## begin INFORMATION SHOWN
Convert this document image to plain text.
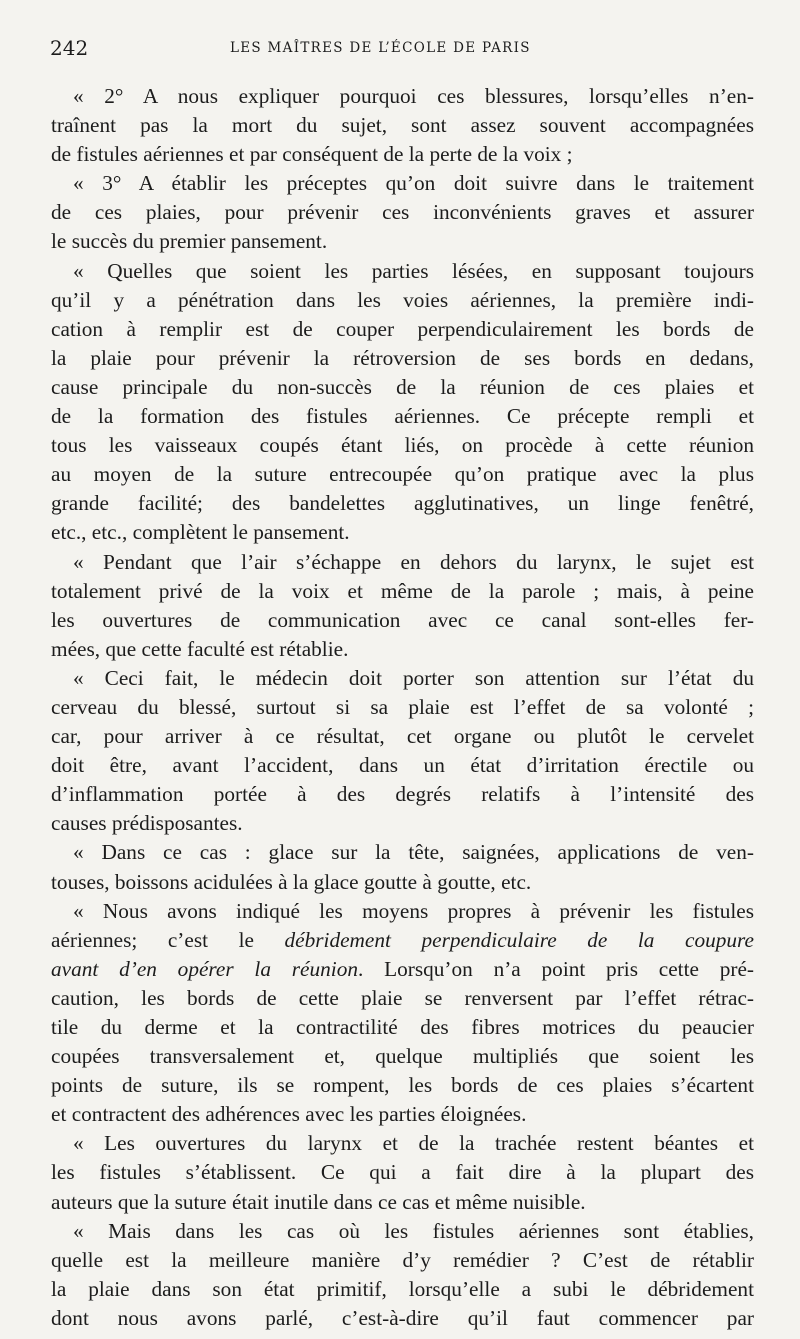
242	LES MAÎTRES DE L’ÉCOLE DE PARIS
« 2° A nous expliquer pourquoi ces blessures, lorsqu’elles n’en-
traînent pas la mort du sujet, sont assez souvent accompagnées
de fistules aériennes et par conséquent de la perte de la voix ;
« 3° A établir les préceptes qu’on doit suivre dans le traitement
de ces plaies, pour prévenir ces inconvénients graves et assurer
le succès du premier pansement.
« Quelles que soient les parties lésées, en supposant toujours
qu’il y a pénétration dans les voies aériennes, la première indi-
cation à remplir est de couper perpendiculairement les bords de
la plaie pour prévenir la rétroversion de ses bords en dedans,
cause principale du non-succès de la réunion de ces plaies et
de la formation des fistules aériennes. Ce précepte rempli et
tous les vaisseaux coupés étant liés, on procède à cette réunion
au moyen de la suture entrecoupée qu’on pratique avec la plus
grande facilité; des bandelettes agglutinatives, un linge fenêtré,
etc., etc., complètent le pansement.
« Pendant que l’air s’échappe en dehors du larynx, le sujet est
totalement privé de la voix et même de la parole ; mais, à peine
les ouvertures de communication avec ce canal sont-elles fer-
mées, que cette faculté est rétablie.
« Ceci fait, le médecin doit porter son attention sur l’état du
cerveau du blessé, surtout si sa plaie est l’effet de sa volonté ;
car, pour arriver à ce résultat, cet organe ou plutôt le cervelet
doit être, avant l’accident, dans un état d’irritation érectile ou
d’inflammation portée à des degrés relatifs à l’intensité des
causes prédisposantes.
« Dans ce cas : glace sur la tête, saignées, applications de ven-
touses, boissons acidulées à la glace goutte à goutte, etc.
« Nous avons indiqué les moyens propres à prévenir les fistules
aériennes; c’est le débridement perpendiculaire de la coupure
avant d’en opérer la réunion. Lorsqu’on n’a point pris cette pré-
caution, les bords de cette plaie se renversent par l’effet rétrac-
tile du derme et la contractilité des fibres motrices du peaucier
coupées transversalement et, quelque multipliés que soient les
points de suture, ils se rompent, les bords de ces plaies s’écartent
et contractent des adhérences avec les parties éloignées.
« Les ouvertures du larynx et de la trachée restent béantes et
les fistules s’établissent. Ce qui a fait dire à la plupart des
auteurs que la suture était inutile dans ce cas et même nuisible.
« Mais dans les cas où les fistules aériennes sont établies,
quelle est la meilleure manière d’y remédier ? C’est de rétablir
la plaie dans son état primitif, lorsqu’elle a subi le débridement
dont nous avons parlé, c’est-à-dire qu’il faut commencer par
## end INFORMATION SHOWN
## [WHAT YOU WILL DO]
Find all lines where the word "voix" appears. Copy them.

## [FINAL RESULT]
de fistules aériennes et par conséquent de la perte de la voix ;
totalement privé de la voix et même de la parole ; mais, à peine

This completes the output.